> [WHAT TO WORK ON]: Skip the images. Copy the records exactly as written.
____
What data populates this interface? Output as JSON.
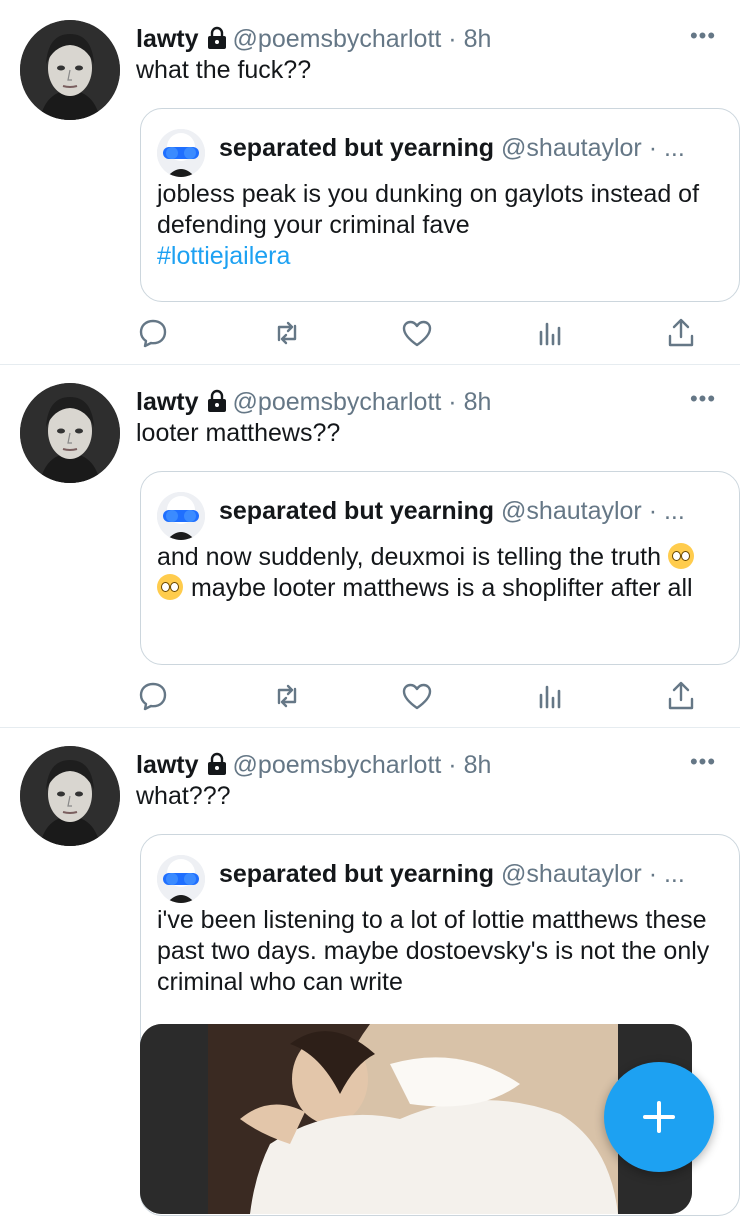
{
  "accent_color": "#1da1f2",
  "more_label": "•••",
  "tweets": [
    {
      "name": "lawty",
      "handle": "@poemsbycharlott",
      "time": "· 8h",
      "text": "what the fuck??",
      "quote": {
        "name": "separated but yearning",
        "handle": "@shautaylor · ...",
        "text": "jobless peak is you dunking on gaylots instead of defending your criminal fave",
        "hashtag": "#lottiejailera"
      }
    },
    {
      "name": "lawty",
      "handle": "@poemsbycharlott",
      "time": "· 8h",
      "text": "looter matthews??",
      "quote": {
        "name": "separated but yearning",
        "handle": "@shautaylor · ...",
        "text_before": "and now suddenly, deuxmoi is telling the truth",
        "emoji": "eye-roll-emoji",
        "text_after": "maybe looter matthews is a shoplifter after all"
      }
    },
    {
      "name": "lawty",
      "handle": "@poemsbycharlott",
      "time": "· 8h",
      "text": "what???",
      "quote": {
        "name": "separated but yearning",
        "handle": "@shautaylor · ...",
        "text": "i've been listening to a lot of lottie matthews these past two days. maybe dostoevsky's is not the only criminal who can write"
      }
    }
  ],
  "icons": [
    "reply-icon",
    "retweet-icon",
    "like-icon",
    "analytics-icon",
    "share-icon",
    "lock-icon",
    "compose-plus-icon"
  ]
}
____
> [TASK ANSWER]:
What data populates this interface? Output as JSON.
{
  "accent_color": "#1da1f2",
  "more_label": "•••",
  "tweets": [
    {
      "name": "lawty",
      "handle": "@poemsbycharlott",
      "time": "· 8h",
      "text": "what the fuck??",
      "quote": {
        "name": "separated but yearning",
        "handle": "@shautaylor · ...",
        "text": "jobless peak is you dunking on gaylots instead of defending your criminal fave",
        "hashtag": "#lottiejailera"
      }
    },
    {
      "name": "lawty",
      "handle": "@poemsbycharlott",
      "time": "· 8h",
      "text": "looter matthews??",
      "quote": {
        "name": "separated but yearning",
        "handle": "@shautaylor · ...",
        "text_before": "and now suddenly, deuxmoi is telling the truth",
        "emoji": "eye-roll-emoji",
        "text_after": "maybe looter matthews is a shoplifter after all"
      }
    },
    {
      "name": "lawty",
      "handle": "@poemsbycharlott",
      "time": "· 8h",
      "text": "what???",
      "quote": {
        "name": "separated but yearning",
        "handle": "@shautaylor · ...",
        "text": "i've been listening to a lot of lottie matthews these past two days. maybe dostoevsky's is not the only criminal who can write"
      }
    }
  ],
  "icons": [
    "reply-icon",
    "retweet-icon",
    "like-icon",
    "analytics-icon",
    "share-icon",
    "lock-icon",
    "compose-plus-icon"
  ]
}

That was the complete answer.